_Information shown:_

--

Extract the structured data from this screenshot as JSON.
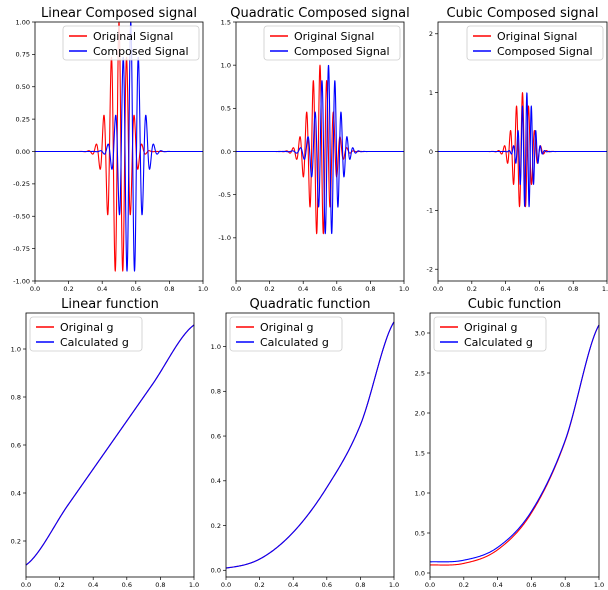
{
  "figure": {
    "background": "#ffffff"
  },
  "colors": {
    "original": "#ff0000",
    "composed": "#0000ff"
  },
  "chart_data": [
    {
      "type": "line",
      "title": "Linear Composed signal",
      "kind": "signal",
      "carrier": 22,
      "center": 0.5,
      "width": 0.08,
      "warp": "linear",
      "xlim": [
        0.0,
        1.0
      ],
      "ylim": [
        -1.0,
        1.0
      ],
      "xticks": [
        "0.0",
        "0.2",
        "0.4",
        "0.6",
        "0.8",
        "1.0"
      ],
      "yticks": [
        "-1.00",
        "-0.75",
        "-0.50",
        "-0.25",
        "0.00",
        "0.25",
        "0.50",
        "0.75",
        "1.00"
      ],
      "grid": false,
      "legend_position": "top-right",
      "series": [
        {
          "name": "Original Signal",
          "color": "#ff0000"
        },
        {
          "name": "Composed Signal",
          "color": "#0000ff"
        }
      ]
    },
    {
      "type": "line",
      "title": "Quadratic Composed signal",
      "kind": "signal",
      "carrier": 25,
      "center": 0.5,
      "width": 0.09,
      "warp": "quadratic",
      "xlim": [
        0.0,
        1.0
      ],
      "ylim": [
        -1.5,
        1.5
      ],
      "xticks": [
        "0.0",
        "0.2",
        "0.4",
        "0.6",
        "0.8",
        "1.0"
      ],
      "yticks": [
        "-1.0",
        "-0.5",
        "0.0",
        "0.5",
        "1.0",
        "1.5"
      ],
      "grid": false,
      "legend_position": "top-right",
      "series": [
        {
          "name": "Original Signal",
          "color": "#ff0000"
        },
        {
          "name": "Composed Signal",
          "color": "#0000ff"
        }
      ]
    },
    {
      "type": "line",
      "title": "Cubic Composed signal",
      "kind": "signal",
      "carrier": 28,
      "center": 0.5,
      "width": 0.07,
      "warp": "cubic",
      "xlim": [
        0.0,
        1.0
      ],
      "ylim": [
        -2.2,
        2.2
      ],
      "xticks": [
        "0.0",
        "0.2",
        "0.4",
        "0.6",
        "0.8",
        "1.0"
      ],
      "yticks": [
        "-2",
        "-1",
        "0",
        "1",
        "2"
      ],
      "grid": false,
      "legend_position": "top-right",
      "series": [
        {
          "name": "Original Signal",
          "color": "#ff0000"
        },
        {
          "name": "Composed Signal",
          "color": "#0000ff"
        }
      ]
    },
    {
      "type": "line",
      "title": "Linear function",
      "kind": "function",
      "xlim": [
        0.0,
        1.0
      ],
      "ylim": [
        0.05,
        1.15
      ],
      "xticks": [
        "0.0",
        "0.2",
        "0.4",
        "0.6",
        "0.8",
        "1.0"
      ],
      "yticks": [
        "0.2",
        "0.4",
        "0.6",
        "0.8",
        "1.0"
      ],
      "grid": false,
      "legend_position": "top-left",
      "series": [
        {
          "name": "Original g",
          "color": "#ff0000",
          "x": [
            0.0,
            0.25,
            0.5,
            0.75,
            1.0
          ],
          "y": [
            0.1,
            0.35,
            0.6,
            0.85,
            1.1
          ]
        },
        {
          "name": "Calculated g",
          "color": "#0000ff",
          "x": [
            0.0,
            0.25,
            0.5,
            0.75,
            1.0
          ],
          "y": [
            0.1,
            0.35,
            0.6,
            0.85,
            1.1
          ]
        }
      ]
    },
    {
      "type": "line",
      "title": "Quadratic function",
      "kind": "function",
      "xlim": [
        0.0,
        1.0
      ],
      "ylim": [
        -0.03,
        1.15
      ],
      "xticks": [
        "0.0",
        "0.2",
        "0.4",
        "0.6",
        "0.8",
        "1.0"
      ],
      "yticks": [
        "0.0",
        "0.2",
        "0.4",
        "0.6",
        "0.8",
        "1.0"
      ],
      "grid": false,
      "legend_position": "top-left",
      "series": [
        {
          "name": "Original g",
          "color": "#ff0000",
          "x": [
            0.0,
            0.2,
            0.4,
            0.6,
            0.8,
            1.0
          ],
          "y": [
            0.01,
            0.05,
            0.17,
            0.37,
            0.65,
            1.11
          ]
        },
        {
          "name": "Calculated g",
          "color": "#0000ff",
          "x": [
            0.0,
            0.2,
            0.4,
            0.6,
            0.8,
            1.0
          ],
          "y": [
            0.01,
            0.05,
            0.17,
            0.37,
            0.65,
            1.11
          ]
        }
      ]
    },
    {
      "type": "line",
      "title": "Cubic function",
      "kind": "function",
      "xlim": [
        0.0,
        1.0
      ],
      "ylim": [
        -0.05,
        3.25
      ],
      "xticks": [
        "0.0",
        "0.2",
        "0.4",
        "0.6",
        "0.8",
        "1.0"
      ],
      "yticks": [
        "0.0",
        "0.5",
        "1.0",
        "1.5",
        "2.0",
        "2.5",
        "3.0"
      ],
      "grid": false,
      "legend_position": "top-left",
      "series": [
        {
          "name": "Original g",
          "color": "#ff0000",
          "x": [
            0.0,
            0.2,
            0.4,
            0.6,
            0.8,
            1.0
          ],
          "y": [
            0.1,
            0.12,
            0.29,
            0.75,
            1.65,
            3.1
          ]
        },
        {
          "name": "Calculated g",
          "color": "#0000ff",
          "x": [
            0.0,
            0.2,
            0.4,
            0.6,
            0.8,
            1.0
          ],
          "y": [
            0.14,
            0.16,
            0.32,
            0.77,
            1.66,
            3.1
          ]
        }
      ]
    }
  ]
}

--

Reproduce the entries above exactly. Do not include the images.

_Solution:_
Extract the structured data from this screenshot as JSON.
{
  "figure": {
    "background": "#ffffff"
  },
  "colors": {
    "original": "#ff0000",
    "composed": "#0000ff"
  },
  "chart_data": [
    {
      "type": "line",
      "title": "Linear Composed signal",
      "kind": "signal",
      "carrier": 22,
      "center": 0.5,
      "width": 0.08,
      "warp": "linear",
      "xlim": [
        0.0,
        1.0
      ],
      "ylim": [
        -1.0,
        1.0
      ],
      "xticks": [
        "0.0",
        "0.2",
        "0.4",
        "0.6",
        "0.8",
        "1.0"
      ],
      "yticks": [
        "-1.00",
        "-0.75",
        "-0.50",
        "-0.25",
        "0.00",
        "0.25",
        "0.50",
        "0.75",
        "1.00"
      ],
      "grid": false,
      "legend_position": "top-right",
      "series": [
        {
          "name": "Original Signal",
          "color": "#ff0000"
        },
        {
          "name": "Composed Signal",
          "color": "#0000ff"
        }
      ]
    },
    {
      "type": "line",
      "title": "Quadratic Composed signal",
      "kind": "signal",
      "carrier": 25,
      "center": 0.5,
      "width": 0.09,
      "warp": "quadratic",
      "xlim": [
        0.0,
        1.0
      ],
      "ylim": [
        -1.5,
        1.5
      ],
      "xticks": [
        "0.0",
        "0.2",
        "0.4",
        "0.6",
        "0.8",
        "1.0"
      ],
      "yticks": [
        "-1.0",
        "-0.5",
        "0.0",
        "0.5",
        "1.0",
        "1.5"
      ],
      "grid": false,
      "legend_position": "top-right",
      "series": [
        {
          "name": "Original Signal",
          "color": "#ff0000"
        },
        {
          "name": "Composed Signal",
          "color": "#0000ff"
        }
      ]
    },
    {
      "type": "line",
      "title": "Cubic Composed signal",
      "kind": "signal",
      "carrier": 28,
      "center": 0.5,
      "width": 0.07,
      "warp": "cubic",
      "xlim": [
        0.0,
        1.0
      ],
      "ylim": [
        -2.2,
        2.2
      ],
      "xticks": [
        "0.0",
        "0.2",
        "0.4",
        "0.6",
        "0.8",
        "1.0"
      ],
      "yticks": [
        "-2",
        "-1",
        "0",
        "1",
        "2"
      ],
      "grid": false,
      "legend_position": "top-right",
      "series": [
        {
          "name": "Original Signal",
          "color": "#ff0000"
        },
        {
          "name": "Composed Signal",
          "color": "#0000ff"
        }
      ]
    },
    {
      "type": "line",
      "title": "Linear function",
      "kind": "function",
      "xlim": [
        0.0,
        1.0
      ],
      "ylim": [
        0.05,
        1.15
      ],
      "xticks": [
        "0.0",
        "0.2",
        "0.4",
        "0.6",
        "0.8",
        "1.0"
      ],
      "yticks": [
        "0.2",
        "0.4",
        "0.6",
        "0.8",
        "1.0"
      ],
      "grid": false,
      "legend_position": "top-left",
      "series": [
        {
          "name": "Original g",
          "color": "#ff0000",
          "x": [
            0.0,
            0.25,
            0.5,
            0.75,
            1.0
          ],
          "y": [
            0.1,
            0.35,
            0.6,
            0.85,
            1.1
          ]
        },
        {
          "name": "Calculated g",
          "color": "#0000ff",
          "x": [
            0.0,
            0.25,
            0.5,
            0.75,
            1.0
          ],
          "y": [
            0.1,
            0.35,
            0.6,
            0.85,
            1.1
          ]
        }
      ]
    },
    {
      "type": "line",
      "title": "Quadratic function",
      "kind": "function",
      "xlim": [
        0.0,
        1.0
      ],
      "ylim": [
        -0.03,
        1.15
      ],
      "xticks": [
        "0.0",
        "0.2",
        "0.4",
        "0.6",
        "0.8",
        "1.0"
      ],
      "yticks": [
        "0.0",
        "0.2",
        "0.4",
        "0.6",
        "0.8",
        "1.0"
      ],
      "grid": false,
      "legend_position": "top-left",
      "series": [
        {
          "name": "Original g",
          "color": "#ff0000",
          "x": [
            0.0,
            0.2,
            0.4,
            0.6,
            0.8,
            1.0
          ],
          "y": [
            0.01,
            0.05,
            0.17,
            0.37,
            0.65,
            1.11
          ]
        },
        {
          "name": "Calculated g",
          "color": "#0000ff",
          "x": [
            0.0,
            0.2,
            0.4,
            0.6,
            0.8,
            1.0
          ],
          "y": [
            0.01,
            0.05,
            0.17,
            0.37,
            0.65,
            1.11
          ]
        }
      ]
    },
    {
      "type": "line",
      "title": "Cubic function",
      "kind": "function",
      "xlim": [
        0.0,
        1.0
      ],
      "ylim": [
        -0.05,
        3.25
      ],
      "xticks": [
        "0.0",
        "0.2",
        "0.4",
        "0.6",
        "0.8",
        "1.0"
      ],
      "yticks": [
        "0.0",
        "0.5",
        "1.0",
        "1.5",
        "2.0",
        "2.5",
        "3.0"
      ],
      "grid": false,
      "legend_position": "top-left",
      "series": [
        {
          "name": "Original g",
          "color": "#ff0000",
          "x": [
            0.0,
            0.2,
            0.4,
            0.6,
            0.8,
            1.0
          ],
          "y": [
            0.1,
            0.12,
            0.29,
            0.75,
            1.65,
            3.1
          ]
        },
        {
          "name": "Calculated g",
          "color": "#0000ff",
          "x": [
            0.0,
            0.2,
            0.4,
            0.6,
            0.8,
            1.0
          ],
          "y": [
            0.14,
            0.16,
            0.32,
            0.77,
            1.66,
            3.1
          ]
        }
      ]
    }
  ]
}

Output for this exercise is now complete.